===== INPUT

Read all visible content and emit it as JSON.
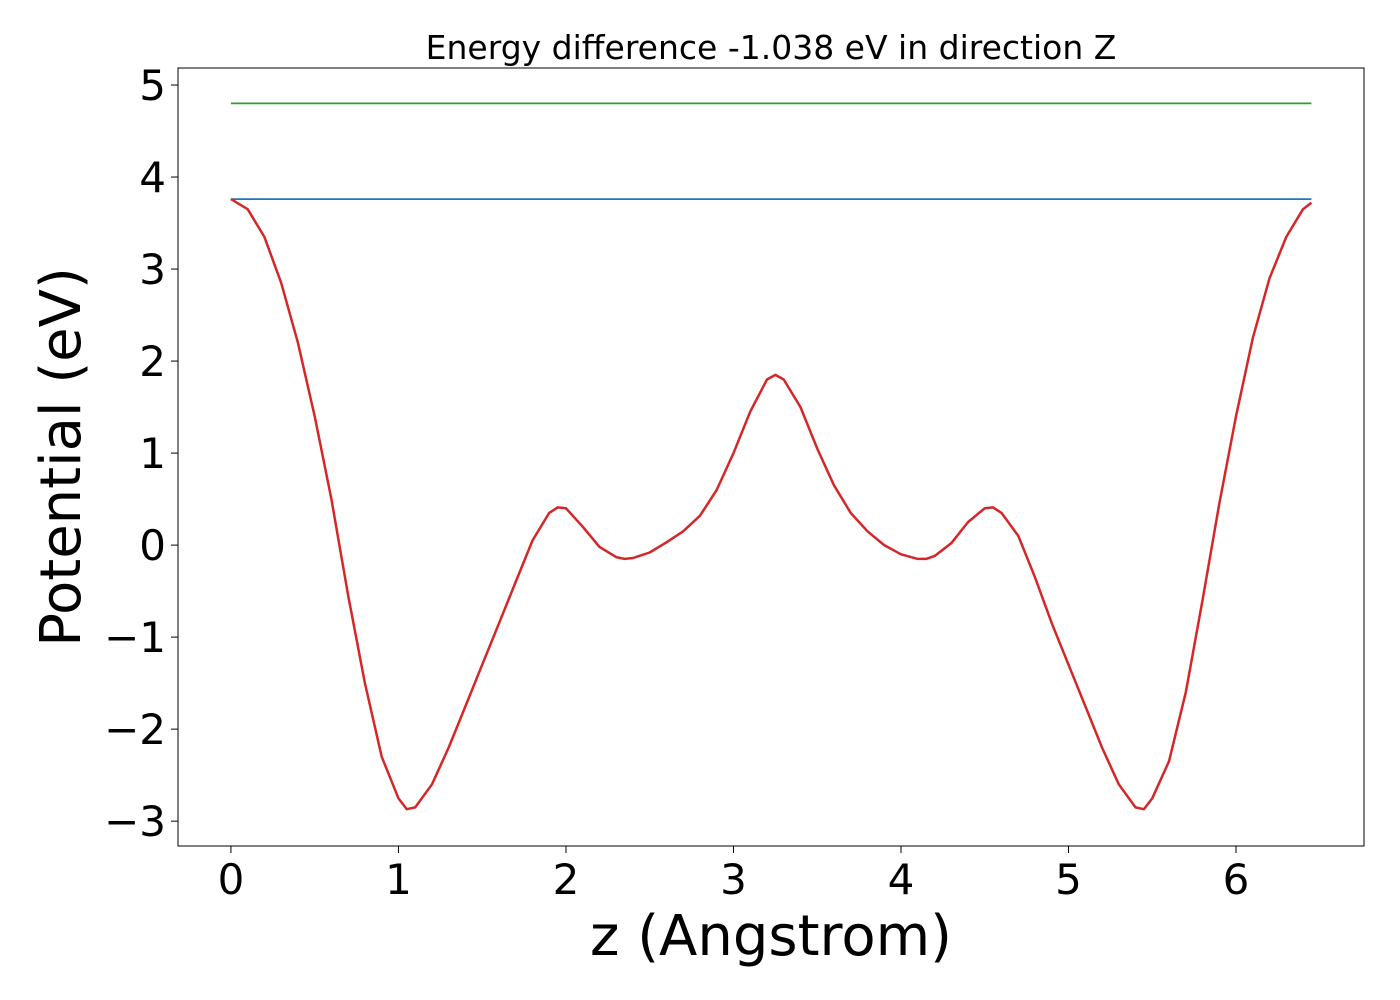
{
  "chart_data": {
    "type": "line",
    "title": "Energy difference -1.038 eV in direction Z",
    "x_label": "z (Angstrom)",
    "y_label": "Potential (eV)",
    "xlim": [
      -0.316,
      6.764
    ],
    "ylim": [
      -3.27,
      5.185
    ],
    "xticks": [
      0,
      1,
      2,
      3,
      4,
      5,
      6
    ],
    "yticks": [
      {
        "value": -3,
        "label": "−3"
      },
      {
        "value": -2,
        "label": "−2"
      },
      {
        "value": -1,
        "label": "−1"
      },
      0,
      1,
      2,
      3,
      4,
      5
    ],
    "grid": false,
    "series": [
      {
        "color": "#2ca02c",
        "x": [
          0,
          6.45
        ],
        "values": [
          4.8,
          4.8
        ]
      },
      {
        "color": "#1f77b4",
        "x": [
          0,
          6.45
        ],
        "values": [
          3.76,
          3.76
        ]
      },
      {
        "color": "#d62728",
        "x": [
          0,
          0.1,
          0.2,
          0.3,
          0.4,
          0.5,
          0.6,
          0.7,
          0.8,
          0.9,
          1.0,
          1.05,
          1.1,
          1.2,
          1.3,
          1.4,
          1.5,
          1.6,
          1.7,
          1.8,
          1.9,
          1.95,
          2.0,
          2.1,
          2.2,
          2.3,
          2.35,
          2.4,
          2.5,
          2.6,
          2.7,
          2.8,
          2.9,
          3.0,
          3.1,
          3.2,
          3.25,
          3.3,
          3.4,
          3.5,
          3.6,
          3.7,
          3.8,
          3.9,
          4.0,
          4.1,
          4.15,
          4.2,
          4.3,
          4.4,
          4.5,
          4.55,
          4.6,
          4.7,
          4.8,
          4.9,
          5.0,
          5.1,
          5.2,
          5.3,
          5.4,
          5.45,
          5.5,
          5.6,
          5.7,
          5.8,
          5.9,
          6.0,
          6.1,
          6.2,
          6.3,
          6.4,
          6.45
        ],
        "values": [
          3.76,
          3.65,
          3.35,
          2.85,
          2.2,
          1.4,
          0.5,
          -0.55,
          -1.5,
          -2.3,
          -2.75,
          -2.87,
          -2.85,
          -2.6,
          -2.2,
          -1.75,
          -1.3,
          -0.85,
          -0.4,
          0.05,
          0.35,
          0.41,
          0.4,
          0.2,
          -0.02,
          -0.13,
          -0.15,
          -0.14,
          -0.08,
          0.03,
          0.15,
          0.32,
          0.6,
          1.0,
          1.45,
          1.8,
          1.85,
          1.8,
          1.5,
          1.05,
          0.65,
          0.35,
          0.15,
          0.0,
          -0.1,
          -0.15,
          -0.15,
          -0.12,
          0.02,
          0.25,
          0.4,
          0.41,
          0.35,
          0.1,
          -0.35,
          -0.85,
          -1.3,
          -1.75,
          -2.2,
          -2.6,
          -2.85,
          -2.87,
          -2.75,
          -2.35,
          -1.6,
          -0.6,
          0.45,
          1.4,
          2.25,
          2.9,
          3.35,
          3.65,
          3.72
        ]
      }
    ]
  }
}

==========

#### [EXERCISE TASK]
Write out every line of the preceding listing that contains "color".

#### [RIGHT ANSWER]
        "color": "#2ca02c",
        "color": "#1f77b4",
        "color": "#d62728",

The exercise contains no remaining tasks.